**WRITTEN TASK**
Repeat every line of the material, character for character.

**DATASET RECORDS**
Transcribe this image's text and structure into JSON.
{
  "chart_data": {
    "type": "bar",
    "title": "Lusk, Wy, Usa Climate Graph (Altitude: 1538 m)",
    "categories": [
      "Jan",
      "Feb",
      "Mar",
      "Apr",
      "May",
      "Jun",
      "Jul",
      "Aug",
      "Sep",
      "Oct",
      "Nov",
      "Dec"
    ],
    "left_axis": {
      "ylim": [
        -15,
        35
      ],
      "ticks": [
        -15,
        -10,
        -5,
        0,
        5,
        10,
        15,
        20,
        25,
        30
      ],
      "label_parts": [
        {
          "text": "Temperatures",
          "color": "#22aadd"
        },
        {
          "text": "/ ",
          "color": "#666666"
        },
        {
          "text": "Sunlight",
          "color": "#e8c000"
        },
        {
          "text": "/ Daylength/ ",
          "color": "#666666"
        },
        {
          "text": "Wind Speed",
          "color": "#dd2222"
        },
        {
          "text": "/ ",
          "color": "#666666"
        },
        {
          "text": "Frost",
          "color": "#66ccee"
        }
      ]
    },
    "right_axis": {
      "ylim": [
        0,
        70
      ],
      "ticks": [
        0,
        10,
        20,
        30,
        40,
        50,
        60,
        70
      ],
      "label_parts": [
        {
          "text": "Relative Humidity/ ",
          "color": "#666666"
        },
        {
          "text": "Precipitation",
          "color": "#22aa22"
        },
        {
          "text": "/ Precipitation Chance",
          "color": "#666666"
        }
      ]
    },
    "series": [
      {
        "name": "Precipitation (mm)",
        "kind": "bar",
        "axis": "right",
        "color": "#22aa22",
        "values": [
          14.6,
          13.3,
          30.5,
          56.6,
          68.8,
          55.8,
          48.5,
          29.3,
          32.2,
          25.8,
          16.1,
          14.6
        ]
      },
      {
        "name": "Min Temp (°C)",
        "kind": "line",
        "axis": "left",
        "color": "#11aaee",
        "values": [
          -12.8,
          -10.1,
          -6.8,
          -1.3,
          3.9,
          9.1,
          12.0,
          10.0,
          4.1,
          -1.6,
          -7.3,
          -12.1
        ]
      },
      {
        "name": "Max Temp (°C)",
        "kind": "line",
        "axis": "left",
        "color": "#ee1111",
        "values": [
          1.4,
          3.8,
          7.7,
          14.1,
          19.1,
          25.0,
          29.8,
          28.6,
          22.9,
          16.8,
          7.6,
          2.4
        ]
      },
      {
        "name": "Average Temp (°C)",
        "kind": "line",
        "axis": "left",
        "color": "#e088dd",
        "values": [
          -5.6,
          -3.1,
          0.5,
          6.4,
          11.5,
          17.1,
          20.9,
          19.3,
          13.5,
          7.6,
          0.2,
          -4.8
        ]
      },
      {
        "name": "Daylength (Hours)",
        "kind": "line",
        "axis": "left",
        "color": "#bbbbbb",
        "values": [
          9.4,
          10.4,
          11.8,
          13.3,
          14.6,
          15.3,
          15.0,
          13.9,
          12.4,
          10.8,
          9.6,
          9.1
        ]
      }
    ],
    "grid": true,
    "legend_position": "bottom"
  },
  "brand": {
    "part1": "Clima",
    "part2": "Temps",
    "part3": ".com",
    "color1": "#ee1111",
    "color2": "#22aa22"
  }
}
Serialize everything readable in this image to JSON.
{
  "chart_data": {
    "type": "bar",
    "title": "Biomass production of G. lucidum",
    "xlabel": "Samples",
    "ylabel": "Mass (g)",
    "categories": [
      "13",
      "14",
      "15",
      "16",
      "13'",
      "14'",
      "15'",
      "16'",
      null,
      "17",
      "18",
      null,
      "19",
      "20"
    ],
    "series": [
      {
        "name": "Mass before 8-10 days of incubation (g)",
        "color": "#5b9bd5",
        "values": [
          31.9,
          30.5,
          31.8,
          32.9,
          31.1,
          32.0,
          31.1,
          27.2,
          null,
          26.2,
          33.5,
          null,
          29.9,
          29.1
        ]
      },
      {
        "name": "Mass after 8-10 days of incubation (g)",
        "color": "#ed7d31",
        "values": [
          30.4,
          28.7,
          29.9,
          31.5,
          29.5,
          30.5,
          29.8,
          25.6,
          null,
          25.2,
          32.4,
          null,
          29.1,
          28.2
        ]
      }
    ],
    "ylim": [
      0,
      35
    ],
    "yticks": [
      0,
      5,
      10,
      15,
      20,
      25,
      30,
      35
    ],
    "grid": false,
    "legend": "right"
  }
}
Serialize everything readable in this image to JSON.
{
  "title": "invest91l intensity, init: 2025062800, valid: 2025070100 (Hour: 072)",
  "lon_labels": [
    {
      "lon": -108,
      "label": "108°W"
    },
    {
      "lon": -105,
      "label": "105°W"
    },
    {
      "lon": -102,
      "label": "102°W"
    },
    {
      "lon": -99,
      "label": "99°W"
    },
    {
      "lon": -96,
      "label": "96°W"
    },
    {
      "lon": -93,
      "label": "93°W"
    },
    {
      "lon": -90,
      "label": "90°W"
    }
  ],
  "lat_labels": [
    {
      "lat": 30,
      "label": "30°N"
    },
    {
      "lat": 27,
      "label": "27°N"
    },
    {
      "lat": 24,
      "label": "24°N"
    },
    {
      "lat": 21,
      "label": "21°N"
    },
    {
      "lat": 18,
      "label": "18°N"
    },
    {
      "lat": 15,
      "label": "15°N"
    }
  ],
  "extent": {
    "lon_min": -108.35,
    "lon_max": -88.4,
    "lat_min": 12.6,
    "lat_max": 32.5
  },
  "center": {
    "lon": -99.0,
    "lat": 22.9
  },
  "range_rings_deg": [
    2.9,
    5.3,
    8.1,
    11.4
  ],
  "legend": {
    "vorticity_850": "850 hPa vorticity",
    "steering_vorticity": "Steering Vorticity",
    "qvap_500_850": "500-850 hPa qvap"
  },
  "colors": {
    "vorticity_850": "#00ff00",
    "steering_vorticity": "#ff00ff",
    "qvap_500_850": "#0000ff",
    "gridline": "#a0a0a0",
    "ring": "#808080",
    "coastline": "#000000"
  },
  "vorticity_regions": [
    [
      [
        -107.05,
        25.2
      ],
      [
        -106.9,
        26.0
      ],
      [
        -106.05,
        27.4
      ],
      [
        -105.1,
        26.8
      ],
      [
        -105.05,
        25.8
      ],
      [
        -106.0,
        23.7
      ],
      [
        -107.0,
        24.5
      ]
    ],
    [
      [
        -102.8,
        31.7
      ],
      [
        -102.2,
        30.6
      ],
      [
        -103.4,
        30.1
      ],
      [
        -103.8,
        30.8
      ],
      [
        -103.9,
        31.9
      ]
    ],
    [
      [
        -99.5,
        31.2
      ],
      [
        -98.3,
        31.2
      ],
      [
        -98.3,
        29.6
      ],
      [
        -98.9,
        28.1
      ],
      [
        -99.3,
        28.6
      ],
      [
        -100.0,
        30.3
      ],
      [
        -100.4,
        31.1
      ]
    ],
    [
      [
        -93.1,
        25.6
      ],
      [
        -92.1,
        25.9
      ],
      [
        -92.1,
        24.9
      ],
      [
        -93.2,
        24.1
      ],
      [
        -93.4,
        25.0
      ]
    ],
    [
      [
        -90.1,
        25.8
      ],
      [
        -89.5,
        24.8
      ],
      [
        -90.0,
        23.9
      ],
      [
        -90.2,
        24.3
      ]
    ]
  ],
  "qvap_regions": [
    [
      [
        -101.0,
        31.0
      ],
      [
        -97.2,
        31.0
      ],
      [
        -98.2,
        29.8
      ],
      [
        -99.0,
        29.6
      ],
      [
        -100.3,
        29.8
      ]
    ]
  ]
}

**SOLUTION TO THIS TASK**
Transcribe this image's text and structure into JSON.
{
  "chart_data": {
    "type": "bar",
    "title": "Lusk, Wy, Usa Climate Graph (Altitude: 1538 m)",
    "categories": [
      "Jan",
      "Feb",
      "Mar",
      "Apr",
      "May",
      "Jun",
      "Jul",
      "Aug",
      "Sep",
      "Oct",
      "Nov",
      "Dec"
    ],
    "left_axis": {
      "ylim": [
        -15,
        35
      ],
      "ticks": [
        -15,
        -10,
        -5,
        0,
        5,
        10,
        15,
        20,
        25,
        30
      ],
      "label_parts": [
        {
          "text": "Temperatures",
          "color": "#22aadd"
        },
        {
          "text": "/ ",
          "color": "#666666"
        },
        {
          "text": "Sunlight",
          "color": "#e8c000"
        },
        {
          "text": "/ Daylength/ ",
          "color": "#666666"
        },
        {
          "text": "Wind Speed",
          "color": "#dd2222"
        },
        {
          "text": "/ ",
          "color": "#666666"
        },
        {
          "text": "Frost",
          "color": "#66ccee"
        }
      ]
    },
    "right_axis": {
      "ylim": [
        0,
        70
      ],
      "ticks": [
        0,
        10,
        20,
        30,
        40,
        50,
        60,
        70
      ],
      "label_parts": [
        {
          "text": "Relative Humidity/ ",
          "color": "#666666"
        },
        {
          "text": "Precipitation",
          "color": "#22aa22"
        },
        {
          "text": "/ Precipitation Chance",
          "color": "#666666"
        }
      ]
    },
    "series": [
      {
        "name": "Precipitation (mm)",
        "kind": "bar",
        "axis": "right",
        "color": "#22aa22",
        "values": [
          14.6,
          13.3,
          30.5,
          56.6,
          68.8,
          55.8,
          48.5,
          29.3,
          32.2,
          25.8,
          16.1,
          14.6
        ]
      },
      {
        "name": "Min Temp (°C)",
        "kind": "line",
        "axis": "left",
        "color": "#11aaee",
        "values": [
          -12.8,
          -10.1,
          -6.8,
          -1.3,
          3.9,
          9.1,
          12.0,
          10.0,
          4.1,
          -1.6,
          -7.3,
          -12.1
        ]
      },
      {
        "name": "Max Temp (°C)",
        "kind": "line",
        "axis": "left",
        "color": "#ee1111",
        "values": [
          1.4,
          3.8,
          7.7,
          14.1,
          19.1,
          25.0,
          29.8,
          28.6,
          22.9,
          16.8,
          7.6,
          2.4
        ]
      },
      {
        "name": "Average Temp (°C)",
        "kind": "line",
        "axis": "left",
        "color": "#e088dd",
        "values": [
          -5.6,
          -3.1,
          0.5,
          6.4,
          11.5,
          17.1,
          20.9,
          19.3,
          13.5,
          7.6,
          0.2,
          -4.8
        ]
      },
      {
        "name": "Daylength (Hours)",
        "kind": "line",
        "axis": "left",
        "color": "#bbbbbb",
        "values": [
          9.4,
          10.4,
          11.8,
          13.3,
          14.6,
          15.3,
          15.0,
          13.9,
          12.4,
          10.8,
          9.6,
          9.1
        ]
      }
    ],
    "grid": true,
    "legend_position": "bottom"
  },
  "brand": {
    "part1": "Clima",
    "part2": "Temps",
    "part3": ".com",
    "color1": "#ee1111",
    "color2": "#22aa22"
  }
}
Serialize everything readable in this image to JSON.
{
  "chart_data": {
    "type": "bar",
    "title": "Biomass production of G. lucidum",
    "xlabel": "Samples",
    "ylabel": "Mass (g)",
    "categories": [
      "13",
      "14",
      "15",
      "16",
      "13'",
      "14'",
      "15'",
      "16'",
      null,
      "17",
      "18",
      null,
      "19",
      "20"
    ],
    "series": [
      {
        "name": "Mass before 8-10 days of incubation (g)",
        "color": "#5b9bd5",
        "values": [
          31.9,
          30.5,
          31.8,
          32.9,
          31.1,
          32.0,
          31.1,
          27.2,
          null,
          26.2,
          33.5,
          null,
          29.9,
          29.1
        ]
      },
      {
        "name": "Mass after 8-10 days of incubation (g)",
        "color": "#ed7d31",
        "values": [
          30.4,
          28.7,
          29.9,
          31.5,
          29.5,
          30.5,
          29.8,
          25.6,
          null,
          25.2,
          32.4,
          null,
          29.1,
          28.2
        ]
      }
    ],
    "ylim": [
      0,
      35
    ],
    "yticks": [
      0,
      5,
      10,
      15,
      20,
      25,
      30,
      35
    ],
    "grid": false,
    "legend": "right"
  }
}
Serialize everything readable in this image to JSON.
{
  "title": "invest91l intensity, init: 2025062800, valid: 2025070100 (Hour: 072)",
  "lon_labels": [
    {
      "lon": -108,
      "label": "108°W"
    },
    {
      "lon": -105,
      "label": "105°W"
    },
    {
      "lon": -102,
      "label": "102°W"
    },
    {
      "lon": -99,
      "label": "99°W"
    },
    {
      "lon": -96,
      "label": "96°W"
    },
    {
      "lon": -93,
      "label": "93°W"
    },
    {
      "lon": -90,
      "label": "90°W"
    }
  ],
  "lat_labels": [
    {
      "lat": 30,
      "label": "30°N"
    },
    {
      "lat": 27,
      "label": "27°N"
    },
    {
      "lat": 24,
      "label": "24°N"
    },
    {
      "lat": 21,
      "label": "21°N"
    },
    {
      "lat": 18,
      "label": "18°N"
    },
    {
      "lat": 15,
      "label": "15°N"
    }
  ],
  "extent": {
    "lon_min": -108.35,
    "lon_max": -88.4,
    "lat_min": 12.6,
    "lat_max": 32.5
  },
  "center": {
    "lon": -99.0,
    "lat": 22.9
  },
  "range_rings_deg": [
    2.9,
    5.3,
    8.1,
    11.4
  ],
  "legend": {
    "vorticity_850": "850 hPa vorticity",
    "steering_vorticity": "Steering Vorticity",
    "qvap_500_850": "500-850 hPa qvap"
  },
  "colors": {
    "vorticity_850": "#00ff00",
    "steering_vorticity": "#ff00ff",
    "qvap_500_850": "#0000ff",
    "gridline": "#a0a0a0",
    "ring": "#808080",
    "coastline": "#000000"
  },
  "vorticity_regions": [
    [
      [
        -107.05,
        25.2
      ],
      [
        -106.9,
        26.0
      ],
      [
        -106.05,
        27.4
      ],
      [
        -105.1,
        26.8
      ],
      [
        -105.05,
        25.8
      ],
      [
        -106.0,
        23.7
      ],
      [
        -107.0,
        24.5
      ]
    ],
    [
      [
        -102.8,
        31.7
      ],
      [
        -102.2,
        30.6
      ],
      [
        -103.4,
        30.1
      ],
      [
        -103.8,
        30.8
      ],
      [
        -103.9,
        31.9
      ]
    ],
    [
      [
        -99.5,
        31.2
      ],
      [
        -98.3,
        31.2
      ],
      [
        -98.3,
        29.6
      ],
      [
        -98.9,
        28.1
      ],
      [
        -99.3,
        28.6
      ],
      [
        -100.0,
        30.3
      ],
      [
        -100.4,
        31.1
      ]
    ],
    [
      [
        -93.1,
        25.6
      ],
      [
        -92.1,
        25.9
      ],
      [
        -92.1,
        24.9
      ],
      [
        -93.2,
        24.1
      ],
      [
        -93.4,
        25.0
      ]
    ],
    [
      [
        -90.1,
        25.8
      ],
      [
        -89.5,
        24.8
      ],
      [
        -90.0,
        23.9
      ],
      [
        -90.2,
        24.3
      ]
    ]
  ],
  "qvap_regions": [
    [
      [
        -101.0,
        31.0
      ],
      [
        -97.2,
        31.0
      ],
      [
        -98.2,
        29.8
      ],
      [
        -99.0,
        29.6
      ],
      [
        -100.3,
        29.8
      ]
    ]
  ]
}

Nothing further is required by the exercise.